Gather every line holding the string "data".

□ □ □ □ □

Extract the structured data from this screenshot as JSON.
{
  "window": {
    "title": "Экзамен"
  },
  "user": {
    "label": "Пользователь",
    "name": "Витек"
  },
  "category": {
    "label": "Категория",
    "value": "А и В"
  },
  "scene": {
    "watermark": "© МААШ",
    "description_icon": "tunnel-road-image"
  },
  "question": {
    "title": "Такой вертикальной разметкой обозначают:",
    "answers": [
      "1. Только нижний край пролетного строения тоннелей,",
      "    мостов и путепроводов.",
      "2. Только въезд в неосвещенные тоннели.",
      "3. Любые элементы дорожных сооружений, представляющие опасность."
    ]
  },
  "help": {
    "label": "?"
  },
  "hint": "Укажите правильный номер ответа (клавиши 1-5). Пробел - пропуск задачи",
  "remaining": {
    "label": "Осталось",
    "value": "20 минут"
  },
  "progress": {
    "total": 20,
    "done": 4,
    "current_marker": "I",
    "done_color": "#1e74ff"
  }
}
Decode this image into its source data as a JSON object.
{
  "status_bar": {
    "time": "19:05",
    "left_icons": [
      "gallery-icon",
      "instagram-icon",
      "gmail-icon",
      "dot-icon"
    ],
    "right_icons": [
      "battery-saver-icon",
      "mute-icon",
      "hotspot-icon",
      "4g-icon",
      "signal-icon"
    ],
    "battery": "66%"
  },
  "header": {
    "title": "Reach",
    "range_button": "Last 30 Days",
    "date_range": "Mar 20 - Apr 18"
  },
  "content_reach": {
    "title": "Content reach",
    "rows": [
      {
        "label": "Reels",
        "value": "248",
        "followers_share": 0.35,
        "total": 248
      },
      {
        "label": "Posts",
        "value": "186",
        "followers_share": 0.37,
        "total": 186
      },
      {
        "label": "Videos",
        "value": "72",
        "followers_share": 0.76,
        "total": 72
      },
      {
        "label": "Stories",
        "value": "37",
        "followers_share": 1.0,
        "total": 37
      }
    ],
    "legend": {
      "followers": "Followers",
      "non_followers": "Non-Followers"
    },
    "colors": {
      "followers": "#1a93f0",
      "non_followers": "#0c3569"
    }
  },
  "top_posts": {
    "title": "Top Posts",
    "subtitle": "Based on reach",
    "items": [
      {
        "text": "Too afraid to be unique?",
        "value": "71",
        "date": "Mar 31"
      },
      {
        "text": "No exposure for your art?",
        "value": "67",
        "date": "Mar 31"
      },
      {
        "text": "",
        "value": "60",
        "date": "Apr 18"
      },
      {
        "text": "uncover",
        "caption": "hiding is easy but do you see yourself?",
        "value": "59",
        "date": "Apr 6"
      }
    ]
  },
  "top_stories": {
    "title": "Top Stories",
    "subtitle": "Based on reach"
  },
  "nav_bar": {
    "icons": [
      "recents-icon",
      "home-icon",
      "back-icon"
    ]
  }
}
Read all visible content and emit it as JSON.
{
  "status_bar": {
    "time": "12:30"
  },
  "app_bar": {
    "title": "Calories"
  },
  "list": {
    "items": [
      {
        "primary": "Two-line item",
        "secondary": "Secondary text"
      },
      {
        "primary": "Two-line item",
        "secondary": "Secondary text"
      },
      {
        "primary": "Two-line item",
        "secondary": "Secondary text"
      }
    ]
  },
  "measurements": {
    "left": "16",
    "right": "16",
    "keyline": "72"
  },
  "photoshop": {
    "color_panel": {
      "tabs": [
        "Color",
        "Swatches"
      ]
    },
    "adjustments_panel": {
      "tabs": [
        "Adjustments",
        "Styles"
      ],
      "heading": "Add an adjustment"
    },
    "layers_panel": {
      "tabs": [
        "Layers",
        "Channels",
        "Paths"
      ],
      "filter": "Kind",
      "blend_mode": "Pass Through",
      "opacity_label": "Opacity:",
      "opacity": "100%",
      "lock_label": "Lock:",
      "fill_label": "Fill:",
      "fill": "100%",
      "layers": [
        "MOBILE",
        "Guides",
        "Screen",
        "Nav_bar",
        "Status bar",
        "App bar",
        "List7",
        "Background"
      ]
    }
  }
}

□ □ □ □ □

◆ The result
Extract the structured data from this screenshot as JSON.
Decode this image into its source data as a JSON object.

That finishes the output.